PROVIDED PASSAGE »
[Feat] add modelscope download video datasets (open-compass#623)

* add modelscope download * fix lint * fix lint * [Improvement] Update --------- Co-authored-by: Haodong Duan <[email protected]>
Myhs-phz · Nov 25, 2024 · d590830 · d590830
1 parent 82b631a
commit d590830
Show file tree

Hide file tree

Showing 8 changed files with 108 additions and 34 deletions.
diff --git a/vlmeval/dataset/longvideobench.py b/vlmeval/dataset/longvideobench.py
@@ -121,6 +121,9 @@ def check_integrity(pth):
                     return False
             return True
 
+        if modelscope_flag_set():
+            repo_id = "AI-ModelScope/LongVideoBench"
+
         cache_path = get_cache_path(repo_id)

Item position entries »
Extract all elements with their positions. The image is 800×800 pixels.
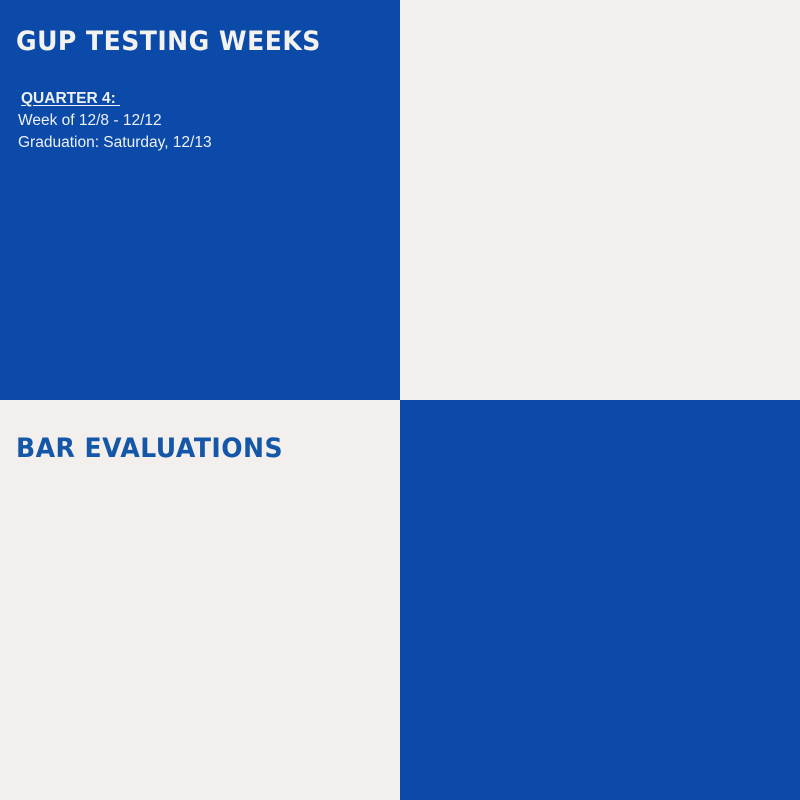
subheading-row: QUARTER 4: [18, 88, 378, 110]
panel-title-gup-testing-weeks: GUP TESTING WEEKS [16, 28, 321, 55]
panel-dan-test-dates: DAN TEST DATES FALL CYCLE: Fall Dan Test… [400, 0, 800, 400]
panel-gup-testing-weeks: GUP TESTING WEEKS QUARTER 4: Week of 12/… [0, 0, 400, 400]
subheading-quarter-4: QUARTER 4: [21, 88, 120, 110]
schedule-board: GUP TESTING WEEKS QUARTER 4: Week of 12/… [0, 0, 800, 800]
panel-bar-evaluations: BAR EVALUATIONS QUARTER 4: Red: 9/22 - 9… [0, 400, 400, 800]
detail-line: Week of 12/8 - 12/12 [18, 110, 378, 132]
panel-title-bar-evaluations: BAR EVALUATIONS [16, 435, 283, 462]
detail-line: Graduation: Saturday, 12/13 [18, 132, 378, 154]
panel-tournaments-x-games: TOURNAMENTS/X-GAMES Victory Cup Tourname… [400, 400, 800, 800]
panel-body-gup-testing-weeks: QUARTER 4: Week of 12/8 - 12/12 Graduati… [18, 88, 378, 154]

OBJECTIVE 1 » In the commit page, which repo_id is assigned when modelscope_flag_set() returns true?
OBJECTIVE 2 » Write the next part of the commit page, starting after its final line.
The listing has no connection to the commit page.

REPLY 1 » "AI-ModelScope/LongVideoBench"

REPLY 2 »
         if cache_path is not None and check_integrity(cache_path):
             dataset_path = cache_path
@@ -137,7 +140,11 @@ def generate_tsv(pth):
 
                 data_file.to_csv(osp.join(pth, f'{dataset_name}.tsv'), sep='\t', index=False)
 
-            snapshot_download(repo_id=repo_id, repo_type='dataset')
+            if modelscope_flag_set():
+                from modelscope import dataset_snapshot_download
+                dataset_snapshot_download(dataset_id=repo_id)
+            else:
+                snapshot_download(repo_id=repo_id, repo_type='dataset')
             print("All videos are downloaded for LongVideoBench")
 
             if not glob(osp.join(cache_path, "videos")):

diff --git a/vlmeval/dataset/mlvu.py b/vlmeval/dataset/mlvu.py
@@ -95,6 +95,9 @@ def check_integrity(pth):
                     return False
             return True
 
+        if modelscope_flag_set():
+            repo_id = "AI-ModelScope/MLVU"
+
         cache_path = get_cache_path(repo_id)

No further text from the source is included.